— BEGIN Selected text —

The first Whistleblower Week took place in Washington, D.C. from May 13–19, 2007 and was sponsored by a loose coalition of whistleblower-related advocacy groups. The week was timed to coincide with the fifth anniversary of the May 15, 2002 enactment of the "Notification and Federal Employee Antidiscrimination and Retaliation Act of 2002" (Public Law 107-174), now known as the No-FEAR Act.[1] During the week, whistleblowers and their allies gathered for awards ceremonies, speeches, panel discussions, and training sessions. The 2007 event was featured in the New York Times[2] and announced in the Congressional Record by Republican Senator Charles Grassley of Iowa.[3]

The second Whistleblower Week took place May 12–15, 2008 and was sponsored by the No Fear Coalition, the Semmelweis Society, and the Bill of Rights Foundation.[4]

2007 participants[edit]

The first Whistleblower Week was organized by around fifty organizations[1] and included a diverse group of participants, from a United States Senator to a 9–11 conspiracy theorist recruiting followers.[2]

Notable attendees included:

  • Jeffrey Wigand, a former tobacco executive who reported the industry's manipulation of nicotine levels in cigarettes and was featured in the movie The Insider.

— END Selected text —
— BEGIN Provided data —

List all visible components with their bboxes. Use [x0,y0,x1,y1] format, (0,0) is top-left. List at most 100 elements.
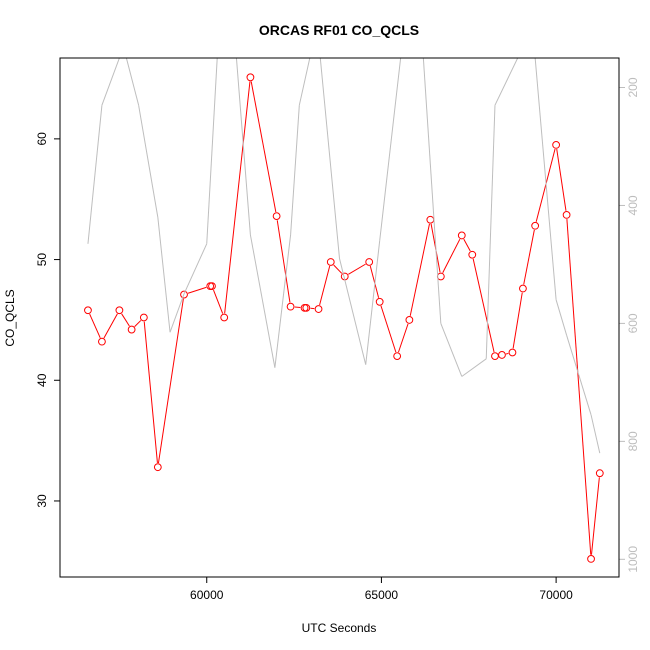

— END Provided data —

- _What you have to do_:
Pick up the Whistleblower Week text where it stops and keep it going.

- _Answer for this exercise_:
  • Coleen Rowley, who blew the whistle on the FBI's negligence preceding the September 11 terrorist attack. Ms. Rowley was named as one of Time Magazine's Persons of the Year, along with conference supporter and Enron whistleblower Sherron Watkins. The FBI Oversight Panel was led by former FBI Special Agents Rowley and Mike German.
  • Janet Howard, Joyce E. Megginson and Tanya Ward Jordan, members of the No FEAR Coalition and class agents who blew the whistle on race discrimination at the Department of Commerce (Janet Howard, et al. vs Department of Commerce).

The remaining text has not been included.